=== DATASET ROWS ===

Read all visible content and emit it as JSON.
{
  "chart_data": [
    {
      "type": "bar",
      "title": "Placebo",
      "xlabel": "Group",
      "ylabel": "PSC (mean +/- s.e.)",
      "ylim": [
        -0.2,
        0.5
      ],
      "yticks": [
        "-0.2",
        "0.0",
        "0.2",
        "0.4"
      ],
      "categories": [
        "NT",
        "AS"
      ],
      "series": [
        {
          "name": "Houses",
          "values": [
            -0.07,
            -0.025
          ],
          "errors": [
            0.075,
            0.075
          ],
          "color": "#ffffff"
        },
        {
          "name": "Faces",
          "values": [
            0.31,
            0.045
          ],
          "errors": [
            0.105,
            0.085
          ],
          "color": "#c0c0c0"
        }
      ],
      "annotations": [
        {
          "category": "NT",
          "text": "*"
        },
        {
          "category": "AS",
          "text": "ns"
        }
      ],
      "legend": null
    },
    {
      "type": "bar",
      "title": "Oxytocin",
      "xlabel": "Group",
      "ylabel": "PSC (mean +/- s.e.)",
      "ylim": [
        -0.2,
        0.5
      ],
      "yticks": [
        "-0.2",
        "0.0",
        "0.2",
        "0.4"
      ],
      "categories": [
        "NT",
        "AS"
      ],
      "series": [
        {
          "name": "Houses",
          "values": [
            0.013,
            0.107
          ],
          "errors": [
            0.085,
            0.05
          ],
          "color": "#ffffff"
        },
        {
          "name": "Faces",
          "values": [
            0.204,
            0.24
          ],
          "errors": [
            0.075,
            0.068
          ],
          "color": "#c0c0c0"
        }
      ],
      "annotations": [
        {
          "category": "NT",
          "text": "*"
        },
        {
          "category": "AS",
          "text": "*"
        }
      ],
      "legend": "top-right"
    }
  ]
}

===

_TASK_. Go through the records above and set each one down exactly, please.

_WRITTEN REPLY_.
Read all visible content and emit it as JSON.
{
  "chart_data": [
    {
      "type": "bar",
      "title": "Placebo",
      "xlabel": "Group",
      "ylabel": "PSC (mean +/- s.e.)",
      "ylim": [
        -0.2,
        0.5
      ],
      "yticks": [
        "-0.2",
        "0.0",
        "0.2",
        "0.4"
      ],
      "categories": [
        "NT",
        "AS"
      ],
      "series": [
        {
          "name": "Houses",
          "values": [
            -0.07,
            -0.025
          ],
          "errors": [
            0.075,
            0.075
          ],
          "color": "#ffffff"
        },
        {
          "name": "Faces",
          "values": [
            0.31,
            0.045
          ],
          "errors": [
            0.105,
            0.085
          ],
          "color": "#c0c0c0"
        }
      ],
      "annotations": [
        {
          "category": "NT",
          "text": "*"
        },
        {
          "category": "AS",
          "text": "ns"
        }
      ],
      "legend": null
    },
    {
      "type": "bar",
      "title": "Oxytocin",
      "xlabel": "Group",
      "ylabel": "PSC (mean +/- s.e.)",
      "ylim": [
        -0.2,
        0.5
      ],
      "yticks": [
        "-0.2",
        "0.0",
        "0.2",
        "0.4"
      ],
      "categories": [
        "NT",
        "AS"
      ],
      "series": [
        {
          "name": "Houses",
          "values": [
            0.013,
            0.107
          ],
          "errors": [
            0.085,
            0.05
          ],
          "color": "#ffffff"
        },
        {
          "name": "Faces",
          "values": [
            0.204,
            0.24
          ],
          "errors": [
            0.075,
            0.068
          ],
          "color": "#c0c0c0"
        }
      ],
      "annotations": [
        {
          "category": "NT",
          "text": "*"
        },
        {
          "category": "AS",
          "text": "*"
        }
      ],
      "legend": "top-right"
    }
  ]
}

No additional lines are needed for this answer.